Print each of the entries exactly, leaving nothing out.
━━ DATA ENTRIES ━━
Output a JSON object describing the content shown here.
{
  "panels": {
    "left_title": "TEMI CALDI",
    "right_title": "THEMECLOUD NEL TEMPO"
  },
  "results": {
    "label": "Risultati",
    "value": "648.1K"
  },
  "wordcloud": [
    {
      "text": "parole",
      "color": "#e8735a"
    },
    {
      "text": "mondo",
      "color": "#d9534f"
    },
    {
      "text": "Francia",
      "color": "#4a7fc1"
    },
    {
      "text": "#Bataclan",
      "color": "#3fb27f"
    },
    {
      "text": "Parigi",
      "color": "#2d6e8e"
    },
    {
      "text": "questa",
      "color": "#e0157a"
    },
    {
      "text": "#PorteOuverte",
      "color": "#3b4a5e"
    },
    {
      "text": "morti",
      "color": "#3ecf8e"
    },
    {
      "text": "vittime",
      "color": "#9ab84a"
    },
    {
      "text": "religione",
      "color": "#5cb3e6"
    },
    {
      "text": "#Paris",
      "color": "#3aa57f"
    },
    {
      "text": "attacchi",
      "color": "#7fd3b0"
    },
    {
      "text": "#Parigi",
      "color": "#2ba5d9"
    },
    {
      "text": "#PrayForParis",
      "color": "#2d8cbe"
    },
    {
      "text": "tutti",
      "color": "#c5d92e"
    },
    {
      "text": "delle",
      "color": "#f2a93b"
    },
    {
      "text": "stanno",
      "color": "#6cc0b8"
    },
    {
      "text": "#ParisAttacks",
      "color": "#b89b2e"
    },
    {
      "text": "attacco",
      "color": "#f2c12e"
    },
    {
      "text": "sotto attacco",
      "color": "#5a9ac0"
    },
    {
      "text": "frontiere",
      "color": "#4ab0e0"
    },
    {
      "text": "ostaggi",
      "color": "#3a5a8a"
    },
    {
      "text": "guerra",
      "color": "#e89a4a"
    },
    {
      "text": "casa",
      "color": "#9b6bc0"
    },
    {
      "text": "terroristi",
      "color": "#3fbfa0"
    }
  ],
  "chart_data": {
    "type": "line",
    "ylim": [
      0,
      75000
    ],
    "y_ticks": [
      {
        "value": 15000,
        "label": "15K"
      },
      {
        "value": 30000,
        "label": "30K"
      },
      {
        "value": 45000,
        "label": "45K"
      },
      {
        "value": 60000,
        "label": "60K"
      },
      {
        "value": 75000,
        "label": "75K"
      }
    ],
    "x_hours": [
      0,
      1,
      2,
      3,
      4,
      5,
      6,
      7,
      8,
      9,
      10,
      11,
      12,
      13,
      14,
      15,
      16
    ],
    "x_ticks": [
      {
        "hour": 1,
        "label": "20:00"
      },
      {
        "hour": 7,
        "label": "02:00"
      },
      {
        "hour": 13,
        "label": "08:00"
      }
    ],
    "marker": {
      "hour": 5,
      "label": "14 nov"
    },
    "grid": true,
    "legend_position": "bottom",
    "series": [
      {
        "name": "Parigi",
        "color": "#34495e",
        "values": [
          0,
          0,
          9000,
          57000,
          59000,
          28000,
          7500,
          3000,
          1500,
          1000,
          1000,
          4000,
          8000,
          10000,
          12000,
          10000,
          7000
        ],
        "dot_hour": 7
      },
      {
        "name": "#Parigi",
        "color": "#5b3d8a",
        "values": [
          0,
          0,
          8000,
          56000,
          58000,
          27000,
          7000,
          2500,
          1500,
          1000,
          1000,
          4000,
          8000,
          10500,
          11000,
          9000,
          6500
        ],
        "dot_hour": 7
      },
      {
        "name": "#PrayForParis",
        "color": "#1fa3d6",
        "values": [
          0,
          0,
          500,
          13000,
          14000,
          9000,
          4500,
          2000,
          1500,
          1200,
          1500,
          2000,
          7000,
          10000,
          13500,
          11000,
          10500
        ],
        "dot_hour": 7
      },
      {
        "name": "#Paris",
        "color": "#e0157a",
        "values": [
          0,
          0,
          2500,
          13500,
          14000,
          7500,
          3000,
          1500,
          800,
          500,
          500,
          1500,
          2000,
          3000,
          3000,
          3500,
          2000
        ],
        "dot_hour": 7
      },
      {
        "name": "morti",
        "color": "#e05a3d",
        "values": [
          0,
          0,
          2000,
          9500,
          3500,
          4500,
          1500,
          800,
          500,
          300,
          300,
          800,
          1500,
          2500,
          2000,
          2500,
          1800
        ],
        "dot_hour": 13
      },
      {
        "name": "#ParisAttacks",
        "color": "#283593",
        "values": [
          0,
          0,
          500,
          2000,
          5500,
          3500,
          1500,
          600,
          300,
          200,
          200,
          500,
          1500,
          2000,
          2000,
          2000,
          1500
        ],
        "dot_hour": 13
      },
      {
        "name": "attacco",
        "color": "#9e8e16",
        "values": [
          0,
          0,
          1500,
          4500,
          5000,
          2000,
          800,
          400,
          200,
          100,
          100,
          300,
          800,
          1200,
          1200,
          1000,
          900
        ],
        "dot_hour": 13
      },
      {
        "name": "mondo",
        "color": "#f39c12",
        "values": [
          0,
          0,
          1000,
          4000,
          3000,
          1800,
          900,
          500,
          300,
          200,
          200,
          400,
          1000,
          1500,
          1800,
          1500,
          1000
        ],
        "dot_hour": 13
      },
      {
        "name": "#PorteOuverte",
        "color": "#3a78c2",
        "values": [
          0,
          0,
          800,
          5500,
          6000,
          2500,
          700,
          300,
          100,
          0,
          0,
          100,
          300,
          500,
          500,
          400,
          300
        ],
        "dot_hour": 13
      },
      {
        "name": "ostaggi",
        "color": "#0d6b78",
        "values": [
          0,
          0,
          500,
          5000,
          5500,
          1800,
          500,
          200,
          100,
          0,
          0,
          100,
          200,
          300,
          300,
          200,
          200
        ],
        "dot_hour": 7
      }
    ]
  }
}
━━━
• [WRITTEN ANSWER]:
Output a JSON object describing the content shown here.
{
  "panels": {
    "left_title": "TEMI CALDI",
    "right_title": "THEMECLOUD NEL TEMPO"
  },
  "results": {
    "label": "Risultati",
    "value": "648.1K"
  },
  "wordcloud": [
    {
      "text": "parole",
      "color": "#e8735a"
    },
    {
      "text": "mondo",
      "color": "#d9534f"
    },
    {
      "text": "Francia",
      "color": "#4a7fc1"
    },
    {
      "text": "#Bataclan",
      "color": "#3fb27f"
    },
    {
      "text": "Parigi",
      "color": "#2d6e8e"
    },
    {
      "text": "questa",
      "color": "#e0157a"
    },
    {
      "text": "#PorteOuverte",
      "color": "#3b4a5e"
    },
    {
      "text": "morti",
      "color": "#3ecf8e"
    },
    {
      "text": "vittime",
      "color": "#9ab84a"
    },
    {
      "text": "religione",
      "color": "#5cb3e6"
    },
    {
      "text": "#Paris",
      "color": "#3aa57f"
    },
    {
      "text": "attacchi",
      "color": "#7fd3b0"
    },
    {
      "text": "#Parigi",
      "color": "#2ba5d9"
    },
    {
      "text": "#PrayForParis",
      "color": "#2d8cbe"
    },
    {
      "text": "tutti",
      "color": "#c5d92e"
    },
    {
      "text": "delle",
      "color": "#f2a93b"
    },
    {
      "text": "stanno",
      "color": "#6cc0b8"
    },
    {
      "text": "#ParisAttacks",
      "color": "#b89b2e"
    },
    {
      "text": "attacco",
      "color": "#f2c12e"
    },
    {
      "text": "sotto attacco",
      "color": "#5a9ac0"
    },
    {
      "text": "frontiere",
      "color": "#4ab0e0"
    },
    {
      "text": "ostaggi",
      "color": "#3a5a8a"
    },
    {
      "text": "guerra",
      "color": "#e89a4a"
    },
    {
      "text": "casa",
      "color": "#9b6bc0"
    },
    {
      "text": "terroristi",
      "color": "#3fbfa0"
    }
  ],
  "chart_data": {
    "type": "line",
    "ylim": [
      0,
      75000
    ],
    "y_ticks": [
      {
        "value": 15000,
        "label": "15K"
      },
      {
        "value": 30000,
        "label": "30K"
      },
      {
        "value": 45000,
        "label": "45K"
      },
      {
        "value": 60000,
        "label": "60K"
      },
      {
        "value": 75000,
        "label": "75K"
      }
    ],
    "x_hours": [
      0,
      1,
      2,
      3,
      4,
      5,
      6,
      7,
      8,
      9,
      10,
      11,
      12,
      13,
      14,
      15,
      16
    ],
    "x_ticks": [
      {
        "hour": 1,
        "label": "20:00"
      },
      {
        "hour": 7,
        "label": "02:00"
      },
      {
        "hour": 13,
        "label": "08:00"
      }
    ],
    "marker": {
      "hour": 5,
      "label": "14 nov"
    },
    "grid": true,
    "legend_position": "bottom",
    "series": [
      {
        "name": "Parigi",
        "color": "#34495e",
        "values": [
          0,
          0,
          9000,
          57000,
          59000,
          28000,
          7500,
          3000,
          1500,
          1000,
          1000,
          4000,
          8000,
          10000,
          12000,
          10000,
          7000
        ],
        "dot_hour": 7
      },
      {
        "name": "#Parigi",
        "color": "#5b3d8a",
        "values": [
          0,
          0,
          8000,
          56000,
          58000,
          27000,
          7000,
          2500,
          1500,
          1000,
          1000,
          4000,
          8000,
          10500,
          11000,
          9000,
          6500
        ],
        "dot_hour": 7
      },
      {
        "name": "#PrayForParis",
        "color": "#1fa3d6",
        "values": [
          0,
          0,
          500,
          13000,
          14000,
          9000,
          4500,
          2000,
          1500,
          1200,
          1500,
          2000,
          7000,
          10000,
          13500,
          11000,
          10500
        ],
        "dot_hour": 7
      },
      {
        "name": "#Paris",
        "color": "#e0157a",
        "values": [
          0,
          0,
          2500,
          13500,
          14000,
          7500,
          3000,
          1500,
          800,
          500,
          500,
          1500,
          2000,
          3000,
          3000,
          3500,
          2000
        ],
        "dot_hour": 7
      },
      {
        "name": "morti",
        "color": "#e05a3d",
        "values": [
          0,
          0,
          2000,
          9500,
          3500,
          4500,
          1500,
          800,
          500,
          300,
          300,
          800,
          1500,
          2500,
          2000,
          2500,
          1800
        ],
        "dot_hour": 13
      },
      {
        "name": "#ParisAttacks",
        "color": "#283593",
        "values": [
          0,
          0,
          500,
          2000,
          5500,
          3500,
          1500,
          600,
          300,
          200,
          200,
          500,
          1500,
          2000,
          2000,
          2000,
          1500
        ],
        "dot_hour": 13
      },
      {
        "name": "attacco",
        "color": "#9e8e16",
        "values": [
          0,
          0,
          1500,
          4500,
          5000,
          2000,
          800,
          400,
          200,
          100,
          100,
          300,
          800,
          1200,
          1200,
          1000,
          900
        ],
        "dot_hour": 13
      },
      {
        "name": "mondo",
        "color": "#f39c12",
        "values": [
          0,
          0,
          1000,
          4000,
          3000,
          1800,
          900,
          500,
          300,
          200,
          200,
          400,
          1000,
          1500,
          1800,
          1500,
          1000
        ],
        "dot_hour": 13
      },
      {
        "name": "#PorteOuverte",
        "color": "#3a78c2",
        "values": [
          0,
          0,
          800,
          5500,
          6000,
          2500,
          700,
          300,
          100,
          0,
          0,
          100,
          300,
          500,
          500,
          400,
          300
        ],
        "dot_hour": 13
      },
      {
        "name": "ostaggi",
        "color": "#0d6b78",
        "values": [
          0,
          0,
          500,
          5000,
          5500,
          1800,
          500,
          200,
          100,
          0,
          0,
          100,
          200,
          300,
          300,
          200,
          200
        ],
        "dot_hour": 7
      }
    ]
  }
}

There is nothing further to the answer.